→ Problem statement
Using the records below, give the number of lines where the word "Frederica" appears, with no further output.

→ Supplied material
========================================================================

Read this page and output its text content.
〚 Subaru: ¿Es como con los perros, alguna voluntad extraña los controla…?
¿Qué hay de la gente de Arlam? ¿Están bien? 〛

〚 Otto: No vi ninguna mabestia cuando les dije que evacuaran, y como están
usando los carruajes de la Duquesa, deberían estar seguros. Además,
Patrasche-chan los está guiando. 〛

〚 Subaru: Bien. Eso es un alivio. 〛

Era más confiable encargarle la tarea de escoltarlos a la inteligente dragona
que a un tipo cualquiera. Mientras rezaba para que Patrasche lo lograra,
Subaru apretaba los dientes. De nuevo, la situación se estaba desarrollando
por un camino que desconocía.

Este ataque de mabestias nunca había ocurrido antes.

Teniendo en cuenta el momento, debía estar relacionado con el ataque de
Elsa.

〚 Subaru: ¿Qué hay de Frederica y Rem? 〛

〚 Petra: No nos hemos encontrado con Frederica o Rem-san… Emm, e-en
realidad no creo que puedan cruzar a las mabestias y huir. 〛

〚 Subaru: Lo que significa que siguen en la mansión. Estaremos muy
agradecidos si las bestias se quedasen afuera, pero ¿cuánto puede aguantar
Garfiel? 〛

========================================================================

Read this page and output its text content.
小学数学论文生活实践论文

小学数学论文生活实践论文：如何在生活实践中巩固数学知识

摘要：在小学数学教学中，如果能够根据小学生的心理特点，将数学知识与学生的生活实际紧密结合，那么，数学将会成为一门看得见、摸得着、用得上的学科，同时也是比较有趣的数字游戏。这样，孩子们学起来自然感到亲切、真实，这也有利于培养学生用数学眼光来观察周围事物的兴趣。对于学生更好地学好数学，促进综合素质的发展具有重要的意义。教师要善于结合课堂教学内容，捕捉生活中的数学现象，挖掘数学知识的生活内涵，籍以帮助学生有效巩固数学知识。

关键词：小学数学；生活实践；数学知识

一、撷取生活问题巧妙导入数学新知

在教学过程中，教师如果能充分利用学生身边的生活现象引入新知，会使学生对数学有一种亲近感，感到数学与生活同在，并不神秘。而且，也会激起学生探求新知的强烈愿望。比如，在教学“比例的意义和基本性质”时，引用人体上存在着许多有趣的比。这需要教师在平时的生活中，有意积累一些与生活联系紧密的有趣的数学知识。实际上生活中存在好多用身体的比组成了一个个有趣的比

========================================================================

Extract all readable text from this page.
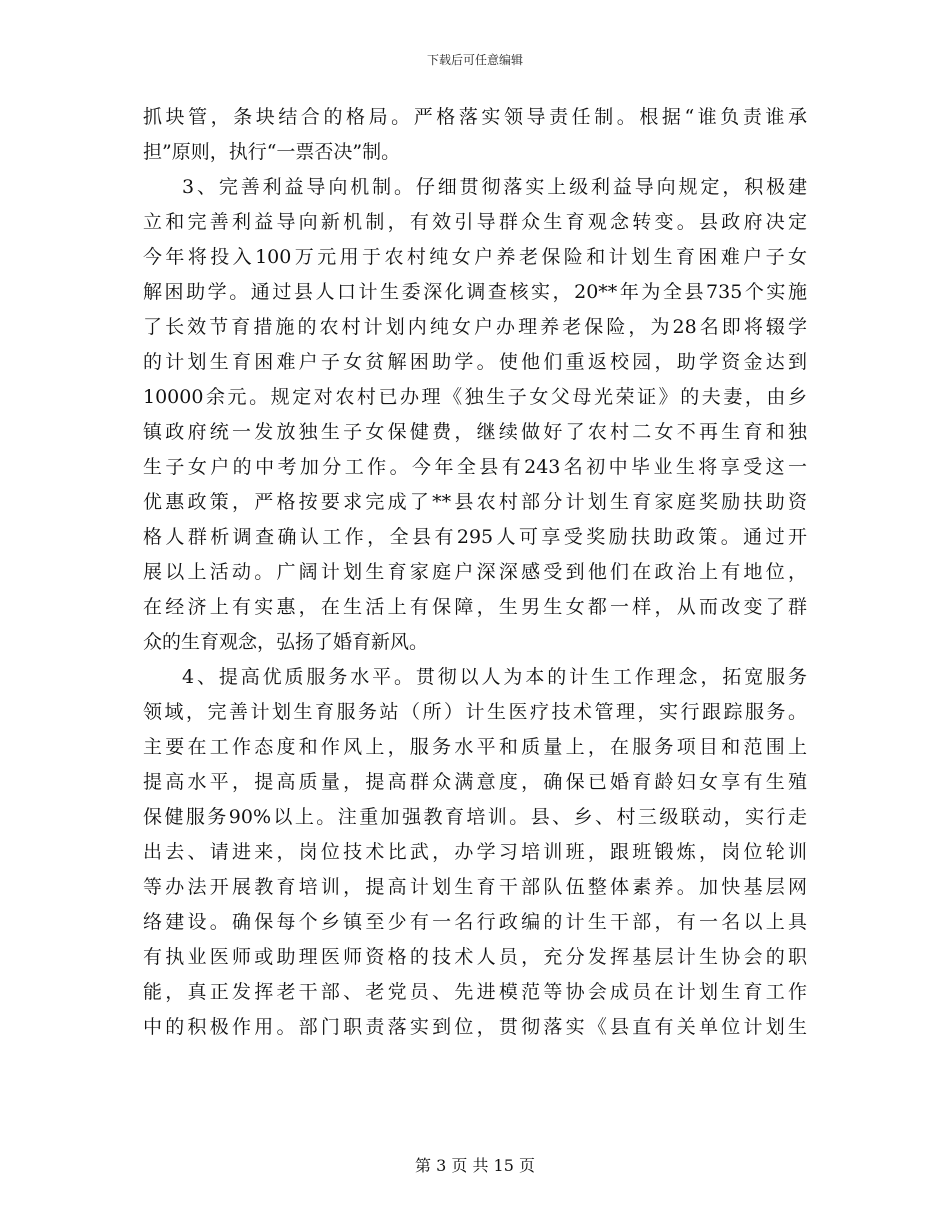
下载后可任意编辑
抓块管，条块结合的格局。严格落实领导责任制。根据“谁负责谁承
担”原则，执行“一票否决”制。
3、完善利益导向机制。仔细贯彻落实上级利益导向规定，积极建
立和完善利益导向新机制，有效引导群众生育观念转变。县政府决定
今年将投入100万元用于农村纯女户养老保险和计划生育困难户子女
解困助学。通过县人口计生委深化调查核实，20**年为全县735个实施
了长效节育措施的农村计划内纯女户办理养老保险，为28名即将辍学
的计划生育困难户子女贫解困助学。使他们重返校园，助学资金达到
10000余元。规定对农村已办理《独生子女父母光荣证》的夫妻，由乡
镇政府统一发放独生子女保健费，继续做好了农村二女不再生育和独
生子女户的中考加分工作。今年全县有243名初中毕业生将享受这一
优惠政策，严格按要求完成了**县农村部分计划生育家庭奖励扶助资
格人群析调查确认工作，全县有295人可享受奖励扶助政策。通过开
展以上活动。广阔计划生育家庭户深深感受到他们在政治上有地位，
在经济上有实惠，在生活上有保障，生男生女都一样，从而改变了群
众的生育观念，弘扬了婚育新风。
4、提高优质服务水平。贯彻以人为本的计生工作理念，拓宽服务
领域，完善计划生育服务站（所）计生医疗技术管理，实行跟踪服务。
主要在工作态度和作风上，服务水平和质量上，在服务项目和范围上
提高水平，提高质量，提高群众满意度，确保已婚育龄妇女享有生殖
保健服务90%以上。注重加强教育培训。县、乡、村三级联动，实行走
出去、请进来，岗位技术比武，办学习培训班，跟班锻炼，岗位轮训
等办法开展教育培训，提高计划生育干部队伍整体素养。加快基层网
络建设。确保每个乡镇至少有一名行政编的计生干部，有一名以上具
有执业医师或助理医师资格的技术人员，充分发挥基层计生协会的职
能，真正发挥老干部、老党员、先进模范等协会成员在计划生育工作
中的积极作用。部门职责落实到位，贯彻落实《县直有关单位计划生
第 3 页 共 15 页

========================================================================

→ Final result
2